WRITTEN INSTRUCTION: Pull each line containing "João" out of the data and copy it.

Start of RECORDS SHOWN

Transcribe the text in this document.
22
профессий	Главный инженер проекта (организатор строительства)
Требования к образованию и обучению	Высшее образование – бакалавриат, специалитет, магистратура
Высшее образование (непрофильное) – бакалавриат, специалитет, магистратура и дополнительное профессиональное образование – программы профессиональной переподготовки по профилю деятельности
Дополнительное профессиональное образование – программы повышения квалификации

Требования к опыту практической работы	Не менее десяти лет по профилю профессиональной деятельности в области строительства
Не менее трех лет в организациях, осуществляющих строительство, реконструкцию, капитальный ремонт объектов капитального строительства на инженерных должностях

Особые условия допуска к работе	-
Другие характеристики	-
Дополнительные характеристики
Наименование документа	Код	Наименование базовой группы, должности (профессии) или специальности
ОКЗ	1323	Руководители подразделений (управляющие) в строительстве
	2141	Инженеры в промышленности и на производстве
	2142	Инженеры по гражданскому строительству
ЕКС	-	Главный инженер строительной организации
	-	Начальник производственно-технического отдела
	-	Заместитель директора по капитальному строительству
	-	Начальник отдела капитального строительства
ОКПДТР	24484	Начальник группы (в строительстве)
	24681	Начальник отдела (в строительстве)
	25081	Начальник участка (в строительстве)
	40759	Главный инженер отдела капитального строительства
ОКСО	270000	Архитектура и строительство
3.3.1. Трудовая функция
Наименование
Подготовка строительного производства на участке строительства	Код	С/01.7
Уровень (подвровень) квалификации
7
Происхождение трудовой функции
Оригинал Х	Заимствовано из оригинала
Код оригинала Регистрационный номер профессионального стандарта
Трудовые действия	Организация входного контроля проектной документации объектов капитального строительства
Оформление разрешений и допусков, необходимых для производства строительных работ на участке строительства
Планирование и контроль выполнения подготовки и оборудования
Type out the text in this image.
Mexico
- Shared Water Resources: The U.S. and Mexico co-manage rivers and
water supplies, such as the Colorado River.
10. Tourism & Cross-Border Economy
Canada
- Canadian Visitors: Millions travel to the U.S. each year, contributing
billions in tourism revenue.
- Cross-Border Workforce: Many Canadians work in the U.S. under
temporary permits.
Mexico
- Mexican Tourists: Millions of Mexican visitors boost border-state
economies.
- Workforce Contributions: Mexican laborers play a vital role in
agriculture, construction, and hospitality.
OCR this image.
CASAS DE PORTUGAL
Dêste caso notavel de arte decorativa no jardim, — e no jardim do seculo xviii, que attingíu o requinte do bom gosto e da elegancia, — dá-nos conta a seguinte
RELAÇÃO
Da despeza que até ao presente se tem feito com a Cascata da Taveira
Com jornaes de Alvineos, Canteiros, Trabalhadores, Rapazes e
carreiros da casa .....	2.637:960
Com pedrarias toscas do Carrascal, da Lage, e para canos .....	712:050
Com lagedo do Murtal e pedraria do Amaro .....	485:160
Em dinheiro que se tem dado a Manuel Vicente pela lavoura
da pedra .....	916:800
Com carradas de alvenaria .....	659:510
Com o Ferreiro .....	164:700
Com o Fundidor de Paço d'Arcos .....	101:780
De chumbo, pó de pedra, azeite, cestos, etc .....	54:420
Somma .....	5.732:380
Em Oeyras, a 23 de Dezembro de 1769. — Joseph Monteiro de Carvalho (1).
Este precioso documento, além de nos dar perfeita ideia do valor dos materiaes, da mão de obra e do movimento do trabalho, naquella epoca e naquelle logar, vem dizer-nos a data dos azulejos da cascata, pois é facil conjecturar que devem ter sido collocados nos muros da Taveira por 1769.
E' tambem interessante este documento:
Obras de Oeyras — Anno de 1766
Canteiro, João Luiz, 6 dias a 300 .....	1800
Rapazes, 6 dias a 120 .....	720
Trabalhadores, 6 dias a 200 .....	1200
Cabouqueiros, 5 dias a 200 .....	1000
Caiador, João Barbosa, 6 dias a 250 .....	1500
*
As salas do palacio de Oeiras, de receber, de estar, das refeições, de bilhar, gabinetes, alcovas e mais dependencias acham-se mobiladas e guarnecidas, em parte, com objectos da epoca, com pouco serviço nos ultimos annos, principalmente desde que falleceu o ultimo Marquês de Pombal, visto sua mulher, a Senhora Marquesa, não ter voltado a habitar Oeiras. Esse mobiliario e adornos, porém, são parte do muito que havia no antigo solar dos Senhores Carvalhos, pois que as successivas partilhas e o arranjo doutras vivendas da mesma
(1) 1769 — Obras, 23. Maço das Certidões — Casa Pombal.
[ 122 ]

End of RECORDS SHOWN

PROBLEM SOLUTION:
Canteiro, João Luiz, 6 dias a 300 .....	1800
Caiador, João Barbosa, 6 dias a 250 .....	1500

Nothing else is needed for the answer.